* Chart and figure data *
/---
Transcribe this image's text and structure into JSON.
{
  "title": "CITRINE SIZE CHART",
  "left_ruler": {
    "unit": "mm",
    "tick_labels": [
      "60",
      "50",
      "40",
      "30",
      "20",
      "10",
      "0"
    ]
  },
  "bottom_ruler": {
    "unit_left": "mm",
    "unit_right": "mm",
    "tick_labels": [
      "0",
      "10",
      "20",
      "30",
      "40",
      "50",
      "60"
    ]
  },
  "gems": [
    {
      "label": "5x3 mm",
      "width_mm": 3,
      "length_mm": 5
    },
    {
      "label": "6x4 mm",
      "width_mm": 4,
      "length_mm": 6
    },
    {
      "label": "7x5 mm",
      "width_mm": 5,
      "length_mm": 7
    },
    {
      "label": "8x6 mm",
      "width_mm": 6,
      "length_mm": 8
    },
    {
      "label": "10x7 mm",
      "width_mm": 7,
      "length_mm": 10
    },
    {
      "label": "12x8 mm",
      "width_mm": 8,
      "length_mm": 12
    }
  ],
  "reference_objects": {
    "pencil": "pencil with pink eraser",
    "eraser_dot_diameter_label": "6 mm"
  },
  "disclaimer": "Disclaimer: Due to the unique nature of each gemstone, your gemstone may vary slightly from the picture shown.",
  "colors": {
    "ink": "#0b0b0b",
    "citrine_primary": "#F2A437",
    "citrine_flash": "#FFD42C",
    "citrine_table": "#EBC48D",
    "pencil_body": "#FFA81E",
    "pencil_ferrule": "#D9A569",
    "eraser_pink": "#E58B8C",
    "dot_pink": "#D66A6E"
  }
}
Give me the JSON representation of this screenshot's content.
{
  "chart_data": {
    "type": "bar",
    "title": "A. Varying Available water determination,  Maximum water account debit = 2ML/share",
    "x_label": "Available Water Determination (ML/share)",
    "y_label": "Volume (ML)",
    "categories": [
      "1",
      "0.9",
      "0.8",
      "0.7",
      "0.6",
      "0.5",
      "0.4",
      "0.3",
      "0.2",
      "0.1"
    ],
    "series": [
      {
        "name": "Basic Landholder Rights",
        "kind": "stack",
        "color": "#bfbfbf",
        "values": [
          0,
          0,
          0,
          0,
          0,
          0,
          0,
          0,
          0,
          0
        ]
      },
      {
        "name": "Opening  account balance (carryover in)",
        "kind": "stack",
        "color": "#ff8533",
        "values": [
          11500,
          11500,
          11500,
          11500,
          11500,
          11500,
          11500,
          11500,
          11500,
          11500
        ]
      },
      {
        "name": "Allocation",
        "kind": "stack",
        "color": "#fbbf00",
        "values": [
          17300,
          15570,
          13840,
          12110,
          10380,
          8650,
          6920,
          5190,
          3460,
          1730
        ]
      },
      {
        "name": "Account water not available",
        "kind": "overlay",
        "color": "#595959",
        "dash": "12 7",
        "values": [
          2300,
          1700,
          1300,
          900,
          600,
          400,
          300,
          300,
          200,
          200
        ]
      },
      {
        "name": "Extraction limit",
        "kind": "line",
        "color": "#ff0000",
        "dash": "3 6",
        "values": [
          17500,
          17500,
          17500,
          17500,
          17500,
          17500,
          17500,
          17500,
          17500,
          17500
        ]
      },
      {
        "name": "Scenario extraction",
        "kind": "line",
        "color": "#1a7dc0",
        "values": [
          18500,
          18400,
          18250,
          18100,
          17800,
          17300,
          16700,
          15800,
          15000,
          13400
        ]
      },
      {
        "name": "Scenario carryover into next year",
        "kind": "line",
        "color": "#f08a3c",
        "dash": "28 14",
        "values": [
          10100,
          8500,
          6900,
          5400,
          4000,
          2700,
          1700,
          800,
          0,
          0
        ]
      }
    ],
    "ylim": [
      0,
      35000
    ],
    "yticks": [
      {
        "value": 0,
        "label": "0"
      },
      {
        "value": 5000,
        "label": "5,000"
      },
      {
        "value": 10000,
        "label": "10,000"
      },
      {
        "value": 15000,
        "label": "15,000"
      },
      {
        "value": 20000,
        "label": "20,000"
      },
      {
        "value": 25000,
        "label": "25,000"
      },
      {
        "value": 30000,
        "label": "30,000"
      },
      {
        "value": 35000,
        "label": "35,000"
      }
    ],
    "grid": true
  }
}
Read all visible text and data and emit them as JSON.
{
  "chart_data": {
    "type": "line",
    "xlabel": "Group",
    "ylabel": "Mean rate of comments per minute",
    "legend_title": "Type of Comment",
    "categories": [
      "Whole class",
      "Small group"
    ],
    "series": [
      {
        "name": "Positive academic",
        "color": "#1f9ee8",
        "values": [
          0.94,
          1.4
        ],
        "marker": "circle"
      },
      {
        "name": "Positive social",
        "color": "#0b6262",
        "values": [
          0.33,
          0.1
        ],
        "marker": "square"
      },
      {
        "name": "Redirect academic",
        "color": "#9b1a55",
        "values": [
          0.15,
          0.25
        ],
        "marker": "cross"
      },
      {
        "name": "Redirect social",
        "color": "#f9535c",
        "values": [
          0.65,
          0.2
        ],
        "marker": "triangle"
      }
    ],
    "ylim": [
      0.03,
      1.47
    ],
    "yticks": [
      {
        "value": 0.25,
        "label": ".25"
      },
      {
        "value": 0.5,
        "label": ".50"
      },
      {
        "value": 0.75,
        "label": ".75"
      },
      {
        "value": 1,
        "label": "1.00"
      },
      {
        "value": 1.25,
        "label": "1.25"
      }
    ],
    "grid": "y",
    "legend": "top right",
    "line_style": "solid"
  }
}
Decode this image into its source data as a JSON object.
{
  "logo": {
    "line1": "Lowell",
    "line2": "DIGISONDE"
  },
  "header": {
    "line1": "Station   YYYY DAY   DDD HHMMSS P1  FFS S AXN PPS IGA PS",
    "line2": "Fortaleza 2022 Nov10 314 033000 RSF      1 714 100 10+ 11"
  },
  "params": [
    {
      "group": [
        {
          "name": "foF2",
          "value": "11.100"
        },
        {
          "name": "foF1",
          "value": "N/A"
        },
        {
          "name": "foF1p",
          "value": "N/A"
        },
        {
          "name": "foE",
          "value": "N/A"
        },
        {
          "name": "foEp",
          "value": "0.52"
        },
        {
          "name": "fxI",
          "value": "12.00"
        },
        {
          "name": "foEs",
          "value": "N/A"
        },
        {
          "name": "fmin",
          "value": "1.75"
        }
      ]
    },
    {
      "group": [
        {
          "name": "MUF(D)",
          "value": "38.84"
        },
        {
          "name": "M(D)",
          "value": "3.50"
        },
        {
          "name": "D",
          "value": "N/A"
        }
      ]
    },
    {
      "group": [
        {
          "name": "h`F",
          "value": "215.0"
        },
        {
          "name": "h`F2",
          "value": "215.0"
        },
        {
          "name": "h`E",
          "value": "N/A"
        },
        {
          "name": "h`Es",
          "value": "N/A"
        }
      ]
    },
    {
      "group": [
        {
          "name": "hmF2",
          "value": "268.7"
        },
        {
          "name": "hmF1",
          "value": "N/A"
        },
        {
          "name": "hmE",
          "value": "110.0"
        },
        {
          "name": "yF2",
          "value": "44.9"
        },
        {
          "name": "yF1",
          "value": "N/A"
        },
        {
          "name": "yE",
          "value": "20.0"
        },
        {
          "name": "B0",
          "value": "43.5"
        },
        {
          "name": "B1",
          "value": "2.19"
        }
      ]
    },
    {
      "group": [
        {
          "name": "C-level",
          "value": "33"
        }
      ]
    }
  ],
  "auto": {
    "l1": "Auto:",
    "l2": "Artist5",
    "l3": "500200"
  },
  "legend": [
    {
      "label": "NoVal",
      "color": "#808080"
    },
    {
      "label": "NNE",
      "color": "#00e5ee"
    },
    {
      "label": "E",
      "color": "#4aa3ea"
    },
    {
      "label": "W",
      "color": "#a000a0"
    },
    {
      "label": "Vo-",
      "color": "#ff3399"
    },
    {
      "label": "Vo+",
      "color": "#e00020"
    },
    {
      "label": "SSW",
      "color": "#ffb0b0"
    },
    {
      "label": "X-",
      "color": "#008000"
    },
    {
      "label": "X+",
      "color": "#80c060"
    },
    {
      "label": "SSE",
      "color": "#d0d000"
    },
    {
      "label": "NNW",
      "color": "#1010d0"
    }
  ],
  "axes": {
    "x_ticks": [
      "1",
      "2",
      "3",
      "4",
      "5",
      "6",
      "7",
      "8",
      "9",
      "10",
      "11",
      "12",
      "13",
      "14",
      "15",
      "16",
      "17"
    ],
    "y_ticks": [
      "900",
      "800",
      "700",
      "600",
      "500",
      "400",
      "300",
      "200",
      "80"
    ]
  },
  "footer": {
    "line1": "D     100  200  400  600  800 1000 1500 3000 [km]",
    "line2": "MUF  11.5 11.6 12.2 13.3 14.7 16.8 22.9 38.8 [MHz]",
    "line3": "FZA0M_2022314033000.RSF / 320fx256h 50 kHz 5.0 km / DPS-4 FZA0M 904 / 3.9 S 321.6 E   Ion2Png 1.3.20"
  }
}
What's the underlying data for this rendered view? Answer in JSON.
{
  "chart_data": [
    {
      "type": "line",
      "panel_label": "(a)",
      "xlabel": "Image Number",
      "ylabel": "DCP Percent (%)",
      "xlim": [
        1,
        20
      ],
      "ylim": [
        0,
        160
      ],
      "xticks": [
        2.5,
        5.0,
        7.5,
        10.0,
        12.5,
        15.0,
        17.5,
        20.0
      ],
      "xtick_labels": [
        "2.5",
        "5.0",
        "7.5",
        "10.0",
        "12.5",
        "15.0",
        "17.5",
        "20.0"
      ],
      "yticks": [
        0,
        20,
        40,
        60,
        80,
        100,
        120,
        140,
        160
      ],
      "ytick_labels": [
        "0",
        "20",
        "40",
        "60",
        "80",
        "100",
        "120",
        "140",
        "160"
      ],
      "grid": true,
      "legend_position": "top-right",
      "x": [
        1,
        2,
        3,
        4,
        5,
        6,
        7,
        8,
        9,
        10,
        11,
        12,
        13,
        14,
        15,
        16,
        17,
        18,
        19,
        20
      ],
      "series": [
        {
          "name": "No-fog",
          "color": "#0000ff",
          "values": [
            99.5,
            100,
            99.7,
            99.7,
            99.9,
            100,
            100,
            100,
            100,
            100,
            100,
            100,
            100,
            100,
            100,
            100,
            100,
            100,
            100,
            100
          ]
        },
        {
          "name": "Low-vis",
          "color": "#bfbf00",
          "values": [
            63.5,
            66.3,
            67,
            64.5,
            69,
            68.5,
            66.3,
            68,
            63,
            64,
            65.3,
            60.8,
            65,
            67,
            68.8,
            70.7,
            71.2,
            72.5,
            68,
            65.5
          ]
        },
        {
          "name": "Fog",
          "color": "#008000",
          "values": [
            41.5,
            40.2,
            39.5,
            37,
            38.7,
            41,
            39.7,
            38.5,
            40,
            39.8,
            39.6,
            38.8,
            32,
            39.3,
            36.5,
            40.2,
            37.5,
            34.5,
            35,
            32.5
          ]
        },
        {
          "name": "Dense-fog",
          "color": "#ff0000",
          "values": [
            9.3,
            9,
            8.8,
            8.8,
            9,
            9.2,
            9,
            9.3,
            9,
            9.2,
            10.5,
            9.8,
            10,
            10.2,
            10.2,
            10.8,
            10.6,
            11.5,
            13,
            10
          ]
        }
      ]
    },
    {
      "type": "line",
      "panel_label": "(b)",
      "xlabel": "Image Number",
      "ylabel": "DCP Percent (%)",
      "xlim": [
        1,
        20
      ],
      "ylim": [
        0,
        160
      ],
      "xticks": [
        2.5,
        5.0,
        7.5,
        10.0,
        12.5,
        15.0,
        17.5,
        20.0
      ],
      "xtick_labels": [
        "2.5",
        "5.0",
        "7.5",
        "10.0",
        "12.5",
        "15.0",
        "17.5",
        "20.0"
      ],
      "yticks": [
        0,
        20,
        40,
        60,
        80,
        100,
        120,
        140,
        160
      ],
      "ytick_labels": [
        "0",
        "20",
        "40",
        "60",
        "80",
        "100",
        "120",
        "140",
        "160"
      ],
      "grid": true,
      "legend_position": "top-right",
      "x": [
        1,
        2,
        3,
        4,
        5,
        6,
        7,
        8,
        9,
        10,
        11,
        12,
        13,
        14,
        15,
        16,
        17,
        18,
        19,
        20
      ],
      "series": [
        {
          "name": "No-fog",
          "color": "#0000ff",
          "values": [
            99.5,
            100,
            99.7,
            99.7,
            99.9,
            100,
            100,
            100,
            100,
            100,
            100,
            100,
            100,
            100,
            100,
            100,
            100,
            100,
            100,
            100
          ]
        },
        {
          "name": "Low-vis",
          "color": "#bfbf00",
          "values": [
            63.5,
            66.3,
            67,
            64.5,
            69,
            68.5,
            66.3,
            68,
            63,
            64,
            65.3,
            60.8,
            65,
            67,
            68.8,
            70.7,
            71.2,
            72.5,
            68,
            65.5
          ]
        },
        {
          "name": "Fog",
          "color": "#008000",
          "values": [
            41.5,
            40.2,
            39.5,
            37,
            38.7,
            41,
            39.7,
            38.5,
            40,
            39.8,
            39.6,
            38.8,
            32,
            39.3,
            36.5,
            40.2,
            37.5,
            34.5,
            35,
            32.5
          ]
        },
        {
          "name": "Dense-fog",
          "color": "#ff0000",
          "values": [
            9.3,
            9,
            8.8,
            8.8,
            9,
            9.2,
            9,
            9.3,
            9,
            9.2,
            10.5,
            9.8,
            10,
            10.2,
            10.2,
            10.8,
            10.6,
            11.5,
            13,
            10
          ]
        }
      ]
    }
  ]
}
\---
* WHAT THE TASK REQUIRES *
State the count of lines above containing the string "text", and add nothing to it.

* SOLVED PROBLEM *
2